▶ _Task brief_:
Quote the entries word for word. Omit the pictures.
═══ Dataset extract ═══
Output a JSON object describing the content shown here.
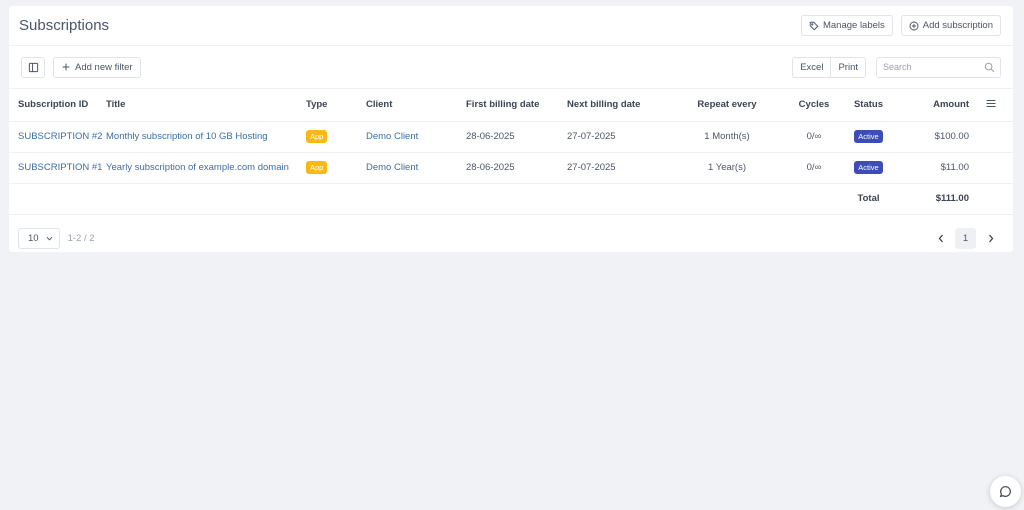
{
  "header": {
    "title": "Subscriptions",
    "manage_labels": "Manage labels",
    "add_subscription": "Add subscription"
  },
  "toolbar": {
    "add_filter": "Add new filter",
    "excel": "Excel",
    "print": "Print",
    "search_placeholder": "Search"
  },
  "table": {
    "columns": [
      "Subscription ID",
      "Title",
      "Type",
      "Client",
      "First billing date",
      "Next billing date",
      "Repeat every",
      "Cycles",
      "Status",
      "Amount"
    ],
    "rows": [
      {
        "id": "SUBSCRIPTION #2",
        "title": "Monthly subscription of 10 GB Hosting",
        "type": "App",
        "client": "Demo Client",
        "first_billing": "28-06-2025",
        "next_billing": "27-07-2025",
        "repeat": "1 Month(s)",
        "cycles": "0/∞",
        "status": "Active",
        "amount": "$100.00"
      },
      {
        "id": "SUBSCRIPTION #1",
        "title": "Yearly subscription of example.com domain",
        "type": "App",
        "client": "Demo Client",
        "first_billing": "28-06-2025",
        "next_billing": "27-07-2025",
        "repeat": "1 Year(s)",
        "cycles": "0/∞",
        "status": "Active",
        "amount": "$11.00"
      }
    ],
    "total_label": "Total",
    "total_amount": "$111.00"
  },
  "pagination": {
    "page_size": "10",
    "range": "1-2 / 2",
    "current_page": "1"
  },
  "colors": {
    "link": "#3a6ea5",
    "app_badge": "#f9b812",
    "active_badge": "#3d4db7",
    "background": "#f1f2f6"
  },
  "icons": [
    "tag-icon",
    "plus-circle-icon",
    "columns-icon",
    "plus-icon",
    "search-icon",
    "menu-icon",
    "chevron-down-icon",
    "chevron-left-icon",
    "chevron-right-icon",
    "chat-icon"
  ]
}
═══
▶ _Written solution_:
Output a JSON object describing the content shown here.
{
  "header": {
    "title": "Subscriptions",
    "manage_labels": "Manage labels",
    "add_subscription": "Add subscription"
  },
  "toolbar": {
    "add_filter": "Add new filter",
    "excel": "Excel",
    "print": "Print",
    "search_placeholder": "Search"
  },
  "table": {
    "columns": [
      "Subscription ID",
      "Title",
      "Type",
      "Client",
      "First billing date",
      "Next billing date",
      "Repeat every",
      "Cycles",
      "Status",
      "Amount"
    ],
    "rows": [
      {
        "id": "SUBSCRIPTION #2",
        "title": "Monthly subscription of 10 GB Hosting",
        "type": "App",
        "client": "Demo Client",
        "first_billing": "28-06-2025",
        "next_billing": "27-07-2025",
        "repeat": "1 Month(s)",
        "cycles": "0/∞",
        "status": "Active",
        "amount": "$100.00"
      },
      {
        "id": "SUBSCRIPTION #1",
        "title": "Yearly subscription of example.com domain",
        "type": "App",
        "client": "Demo Client",
        "first_billing": "28-06-2025",
        "next_billing": "27-07-2025",
        "repeat": "1 Year(s)",
        "cycles": "0/∞",
        "status": "Active",
        "amount": "$11.00"
      }
    ],
    "total_label": "Total",
    "total_amount": "$111.00"
  },
  "pagination": {
    "page_size": "10",
    "range": "1-2 / 2",
    "current_page": "1"
  },
  "colors": {
    "link": "#3a6ea5",
    "app_badge": "#f9b812",
    "active_badge": "#3d4db7",
    "background": "#f1f2f6"
  },
  "icons": [
    "tag-icon",
    "plus-circle-icon",
    "columns-icon",
    "plus-icon",
    "search-icon",
    "menu-icon",
    "chevron-down-icon",
    "chevron-left-icon",
    "chevron-right-icon",
    "chat-icon"
  ]
}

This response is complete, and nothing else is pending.